Report how many lines of these entries hold the string "프라미아는"; reply with the number alone.

^^^^^^^^

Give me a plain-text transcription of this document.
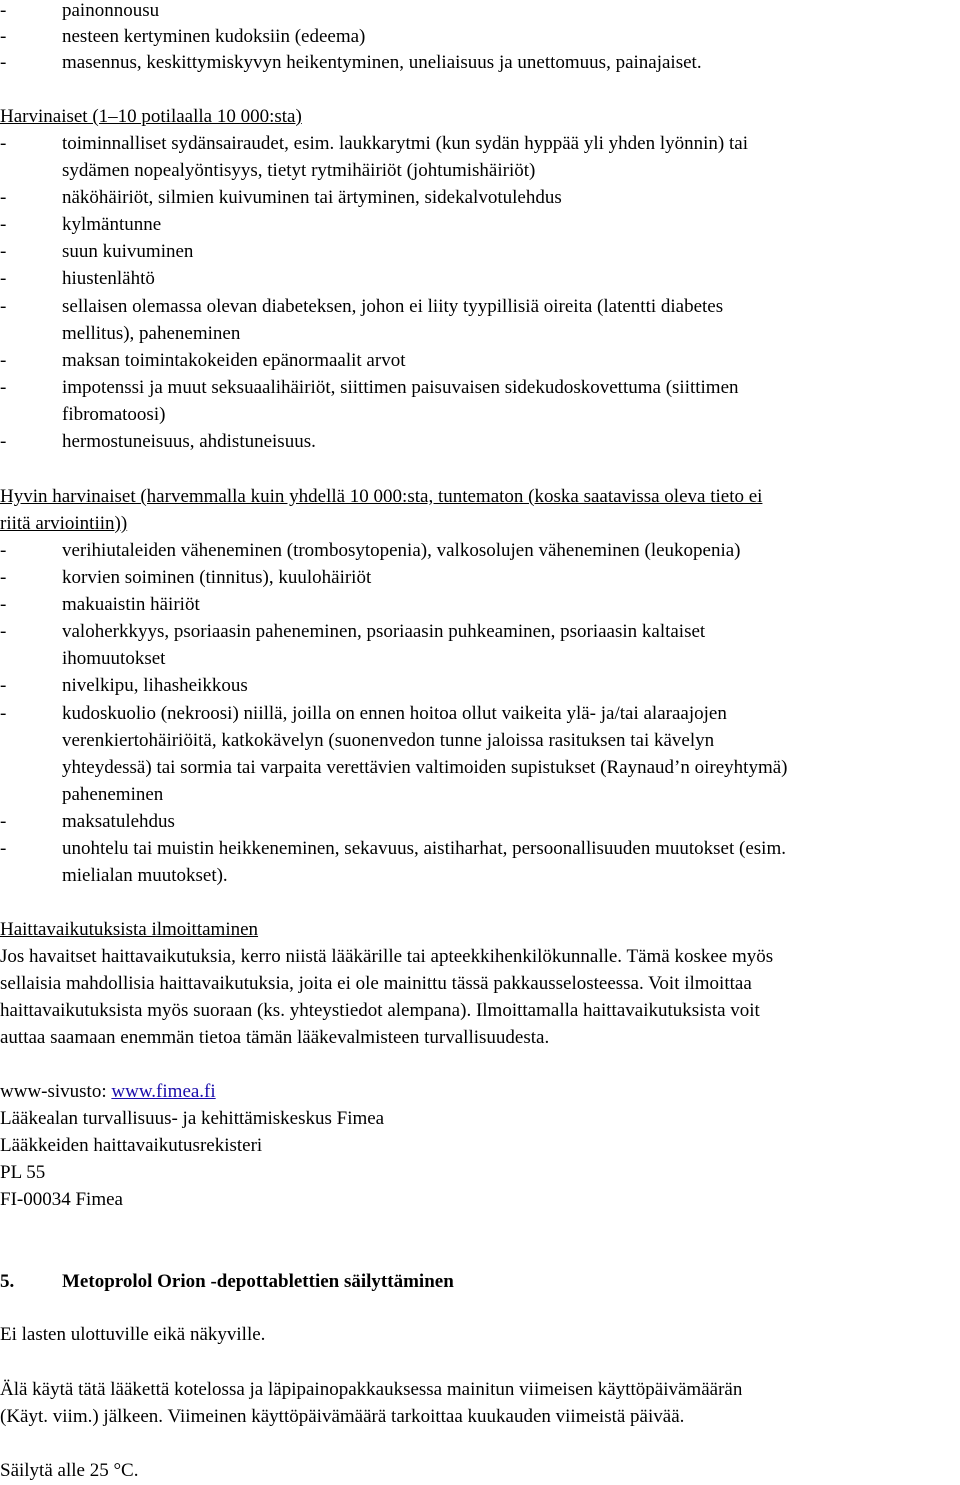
-	painonnousu
-	nesteen kertyminen kudoksiin (edeema)
-	masennus, keskittymiskyvyn heikentyminen, uneliaisuus ja unettomuus, painajaiset.
Harvinaiset (1–10 potilaalla 10 000:sta)
-	toiminnalliset sydänsairaudet, esim. laukkarytmi (kun sydän hyppää yli yhden lyönnin) tai
sydämen nopealyöntisyys, tietyt rytmihäiriöt (johtumishäiriöt)
-	näköhäiriöt, silmien kuivuminen tai ärtyminen, sidekalvotulehdus
-	kylmäntunne
-	suun kuivuminen
-	hiustenlähtö
-	sellaisen olemassa olevan diabeteksen, johon ei liity tyypillisiä oireita (latentti diabetes
mellitus), paheneminen
-	maksan toimintakokeiden epänormaalit arvot
-	impotenssi ja muut seksuaalihäiriöt, siittimen paisuvaisen sidekudoskovettuma (siittimen
fibromatoosi)
-	hermostuneisuus, ahdistuneisuus.
Hyvin harvinaiset (harvemmalla kuin yhdellä 10 000:sta, tuntematon (koska saatavissa oleva tieto ei
riitä arviointiin))
-	verihiutaleiden väheneminen (trombosytopenia), valkosolujen väheneminen (leukopenia)
-	korvien soiminen (tinnitus), kuulohäiriöt
-	makuaistin häiriöt
-	valoherkkyys, psoriaasin paheneminen, psoriaasin puhkeaminen, psoriaasin kaltaiset
ihomuutokset
-	nivelkipu, lihasheikkous
-	kudoskuolio (nekroosi) niillä, joilla on ennen hoitoa ollut vaikeita ylä- ja/tai alaraajojen
verenkiertohäiriöitä, katkokävelyn (suonenvedon tunne jaloissa rasituksen tai kävelyn
yhteydessä) tai sormia tai varpaita verettävien valtimoiden supistukset (Raynaud’n oireyhtymä)
paheneminen
-	maksatulehdus
-	unohtelu tai muistin heikkeneminen, sekavuus, aistiharhat, persoonallisuuden muutokset (esim.
mielialan muutokset).
Haittavaikutuksista ilmoittaminen
Jos havaitset haittavaikutuksia, kerro niistä lääkärille tai apteekkihenkilökunnalle. Tämä koskee myös
sellaisia mahdollisia haittavaikutuksia, joita ei ole mainittu tässä pakkausselosteessa. Voit ilmoittaa
haittavaikutuksista myös suoraan (ks. yhteystiedot alempana). Ilmoittamalla haittavaikutuksista voit
auttaa saamaan enemmän tietoa tämän lääkevalmisteen turvallisuudesta.
www-sivusto: www.fimea.fi
Lääkealan turvallisuus- ja kehittämiskeskus Fimea
Lääkkeiden haittavaikutusrekisteri
PL 55
FI-00034 Fimea
5.	Metoprolol Orion -depottablettien säilyttäminen
Ei lasten ulottuville eikä näkyville.
Älä käytä tätä lääkettä kotelossa ja läpipainopakkauksessa mainitun viimeisen käyttöpäivämäärän
(Käyt. viim.) jälkeen. Viimeinen käyttöpäivämäärä tarkoittaa kuukauden viimeistä päivää.
Säilytä alle 25 °C.
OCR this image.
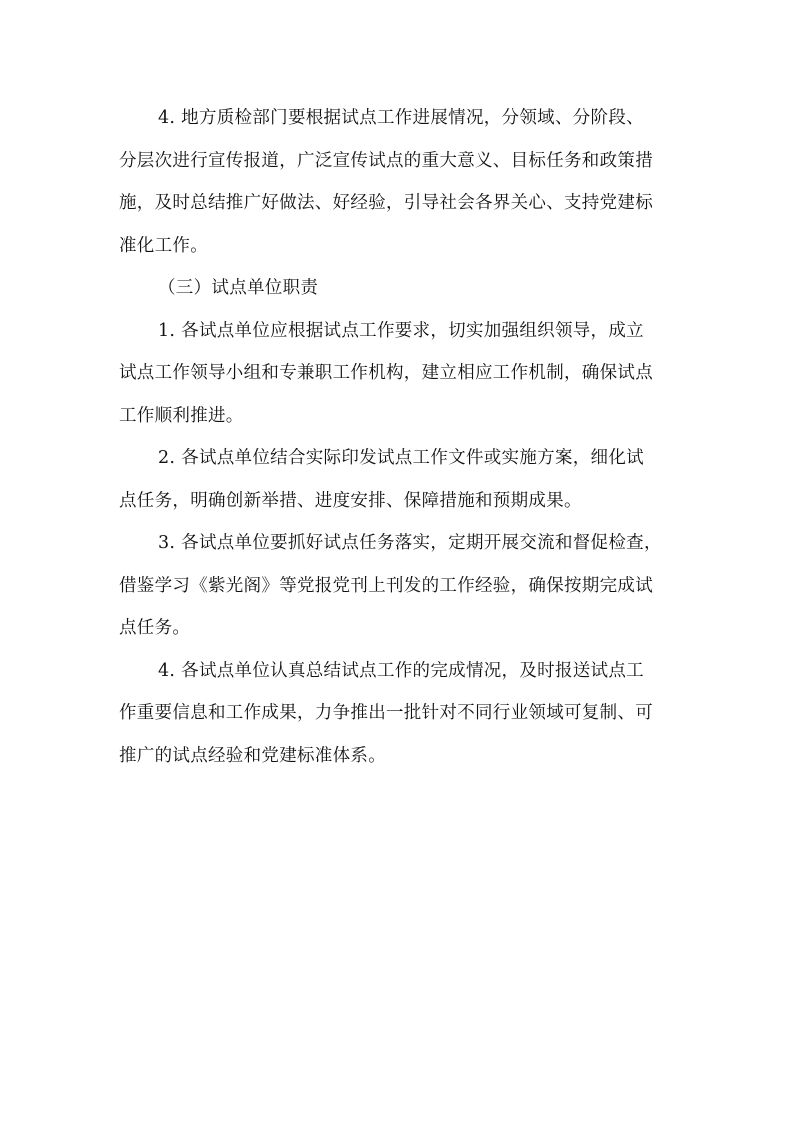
4. 地方质检部门要根据试点工作进展情况，分领域、分阶段、
分层次进行宣传报道，广泛宣传试点的重大意义、目标任务和政策措
施，及时总结推广好做法、好经验，引导社会各界关心、支持党建标
准化工作。

（三）试点单位职责

1. 各试点单位应根据试点工作要求，切实加强组织领导，成立
试点工作领导小组和专兼职工作机构，建立相应工作机制，确保试点
工作顺利推进。

2. 各试点单位结合实际印发试点工作文件或实施方案，细化试
点任务，明确创新举措、进度安排、保障措施和预期成果。

3. 各试点单位要抓好试点任务落实，定期开展交流和督促检查，
借鉴学习《紫光阁》等党报党刊上刊发的工作经验，确保按期完成试
点任务。

4. 各试点单位认真总结试点工作的完成情况，及时报送试点工
作重要信息和工作成果，力争推出一批针对不同行业领域可复制、可
推广的试点经验和党建标准体系。
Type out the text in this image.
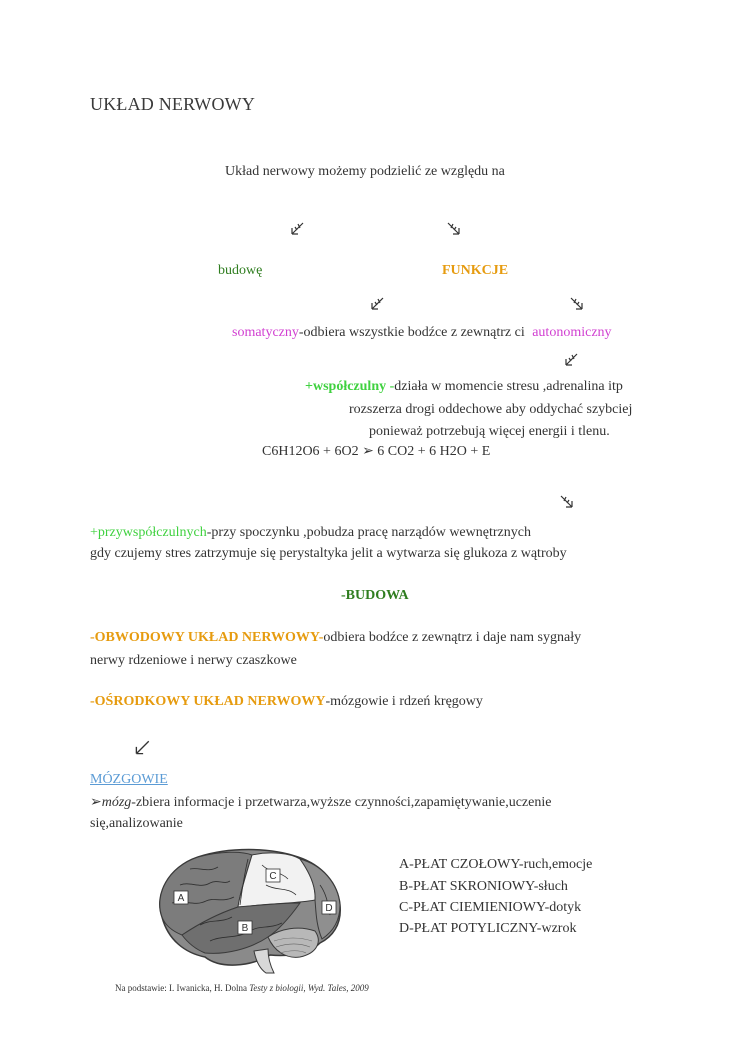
UKŁAD NERWOWY
Układ nerwowy możemy podzielić ze względu na
budowę	FUNKCJE
somatyczny-odbiera wszystkie bodźce z zewnątrz ci autonomiczny
+współczulny -działa w momencie stresu ,adrenalina itp
rozszerza drogi oddechowe aby oddychać szybciej
ponieważ potrzebują więcej energii i tlenu.
C6H12O6 + 6O2 ➢ 6 CO2 + 6 H2O + E
+przywspółczulnych-przy spoczynku ,pobudza pracę narządów wewnętrznych
gdy czujemy stres zatrzymuje się perystaltyka jelit a wytwarza się glukoza z wątroby
-BUDOWA
-OBWODOWY UKŁAD NERWOWY-odbiera bodźce z zewnątrz i daje nam sygnały
nerwy rdzeniowe i nerwy czaszkowe
-OŚRODKOWY UKŁAD NERWOWY-mózgowie i rdzeń kręgowy
MÓZGOWIE
➢mózg-zbiera informacje i przetwarza,wyższe czynności,zapamiętywanie,uczenie
się,analizowanie
A
B
C
D
A-PŁAT CZOŁOWY-ruch,emocje
B-PŁAT SKRONIOWY-słuch
C-PŁAT CIEMIENIOWY-dotyk
D-PŁAT POTYLICZNY-wzrok
Na podstawie: I. Iwanicka, H. Dolna Testy z biologii, Wyd. Tales, 2009
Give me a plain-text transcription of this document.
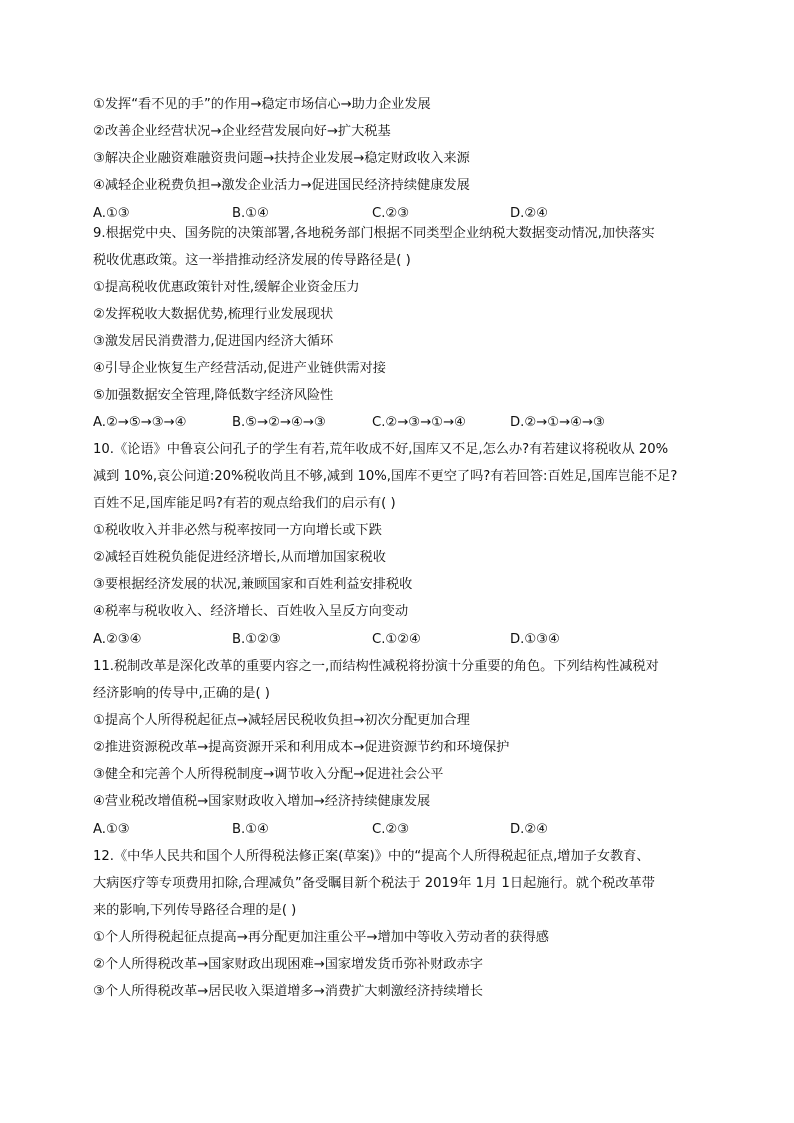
①发挥“看不见的手”的作用→稳定市场信心→助力企业发展
②改善企业经营状况→企业经营发展向好→扩大税基
③解决企业融资难融资贵问题→扶持企业发展→稳定财政收入来源
④减轻企业税费负担→激发企业活力→促进国民经济持续健康发展
A.①③	B.①④	C.②③	D.②④
9.根据党中央、国务院的决策部署,各地税务部门根据不同类型企业纳税大数据变动情况,加快落实
税收优惠政策。这一举措推动经济发展的传导路径是( )
①提高税收优惠政策针对性,缓解企业资金压力
②发挥税收大数据优势,梳理行业发展现状
③激发居民消费潜力,促进国内经济大循环
④引导企业恢复生产经营活动,促进产业链供需对接
⑤加强数据安全管理,降低数字经济风险性
A.②→⑤→③→④	B.⑤→②→④→③	C.②→③→①→④	D.②→①→④→③
10.《论语》中鲁哀公问孔子的学生有若,荒年收成不好,国库又不足,怎么办?有若建议将税收从 20%
减到 10%,哀公问道:20%税收尚且不够,减到 10%,国库不更空了吗?有若回答:百姓足,国库岂能不足?
百姓不足,国库能足吗?有若的观点给我们的启示有( )
①税收收入并非必然与税率按同一方向增长或下跌
②减轻百姓税负能促进经济增长,从而增加国家税收
③要根据经济发展的状况,兼顾国家和百姓利益安排税收
④税率与税收收入、经济增长、百姓收入呈反方向变动
A.②③④	B.①②③	C.①②④	D.①③④
11.税制改革是深化改革的重要内容之一,而结构性减税将扮演十分重要的角色。下列结构性减税对
经济影响的传导中,正确的是( )
①提高个人所得税起征点→减轻居民税收负担→初次分配更加合理
②推进资源税改革→提高资源开采和利用成本→促进资源节约和环境保护
③健全和完善个人所得税制度→调节收入分配→促进社会公平
④营业税改增值税→国家财政收入增加→经济持续健康发展
A.①③	B.①④	C.②③	D.②④
12.《中华人民共和国个人所得税法修正案(草案)》中的“提高个人所得税起征点,增加子女教育、
大病医疗等专项费用扣除,合理减负”备受瞩目新个税法于 2019年 1月 1日起施行。就个税改革带
来的影响,下列传导路径合理的是( )
①个人所得税起征点提高→再分配更加注重公平→增加中等收入劳动者的获得感
②个人所得税改革→国家财政出现困难→国家增发货币弥补财政赤字
③个人所得税改革→居民收入渠道增多→消费扩大刺激经济持续增长
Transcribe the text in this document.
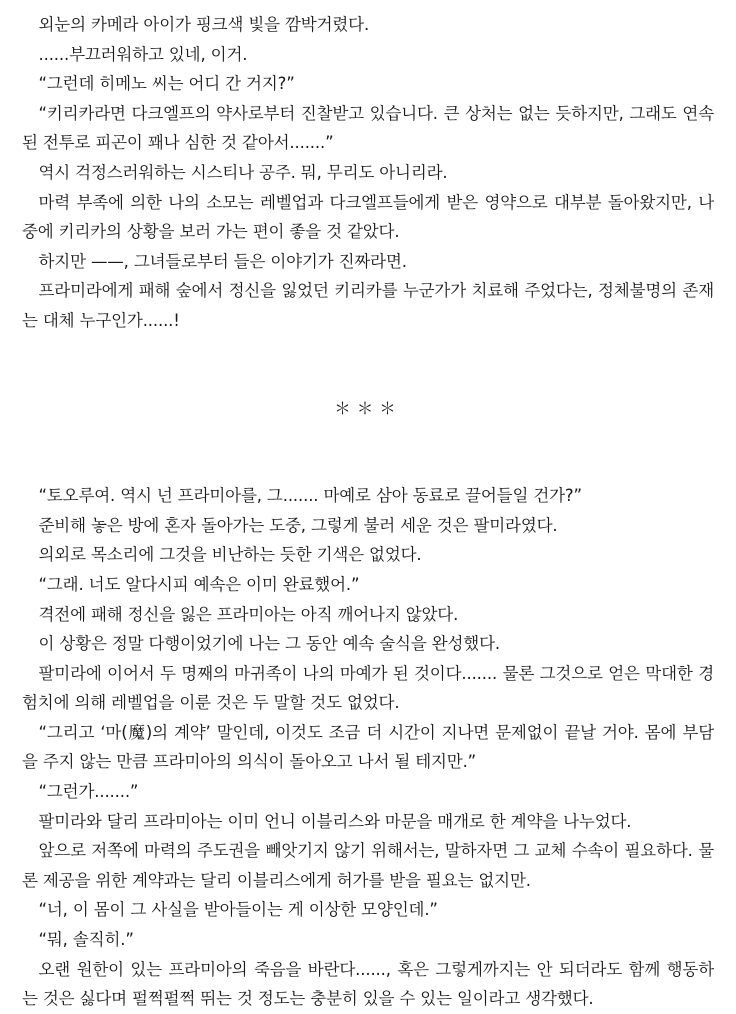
외눈의 카메라 아이가 핑크색 빛을 깜박거렸다.

......부끄러워하고 있네, 이거.

“그런데 히메노 씨는 어디 간 거지?”

“키리카라면 다크엘프의 약사로부터 진찰받고 있습니다. 큰 상처는 없는 듯하지만, 그래도 연속된 전투로 피곤이 꽤나 심한 것 같아서.......”

역시 걱정스러워하는 시스티나 공주. 뭐, 무리도 아니리라.

마력 부족에 의한 나의 소모는 레벨업과 다크엘프들에게 받은 영약으로 대부분 돌아왔지만, 나중에 키리카의 상황을 보러 가는 편이 좋을 것 같았다.

하지만 ——, 그녀들로부터 들은 이야기가 진짜라면.

프라미라에게 패해 숲에서 정신을 잃었던 키리카를 누군가가 치료해 주었다는, 정체불명의 존재는 대체 누구인가......!

＊＊＊

“토오루여. 역시 넌 프라미아를, 그....... 마예로 삼아 동료로 끌어들일 건가?”

준비해 놓은 방에 혼자 돌아가는 도중, 그렇게 불러 세운 것은 팔미라였다.

의외로 목소리에 그것을 비난하는 듯한 기색은 없었다.

“그래. 너도 알다시피 예속은 이미 완료했어.”

격전에 패해 정신을 잃은 프라미아는 아직 깨어나지 않았다.

이 상황은 정말 다행이었기에 나는 그 동안 예속 술식을 완성했다.

팔미라에 이어서 두 명째의 마귀족이 나의 마예가 된 것이다....... 물론 그것으로 얻은 막대한 경험치에 의해 레벨업을 이룬 것은 두 말할 것도 없었다.

“그리고 ‘마(魔)의 계약’ 말인데, 이것도 조금 더 시간이 지나면 문제없이 끝날 거야. 몸에 부담을 주지 않는 만큼 프라미아의 의식이 돌아오고 나서 될 테지만.”

“그런가.......”

팔미라와 달리 프라미아는 이미 언니 이블리스와 마문을 매개로 한 계약을 나누었다.

앞으로 저쪽에 마력의 주도권을 빼앗기지 않기 위해서는, 말하자면 그 교체 수속이 필요하다. 물론 제공을 위한 계약과는 달리 이블리스에게 허가를 받을 필요는 없지만.

“너, 이 몸이 그 사실을 받아들이는 게 이상한 모양인데.”

“뭐, 솔직히.”

오랜 원한이 있는 프라미아의 죽음을 바란다......, 혹은 그렇게까지는 안 되더라도 함께 행동하는 것은 싫다며 펄쩍펄쩍 뛰는 것 정도는 충분히 있을 수 있는 일이라고 생각했다.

^^^^^^^^

WRITTEN SOLUTION → 2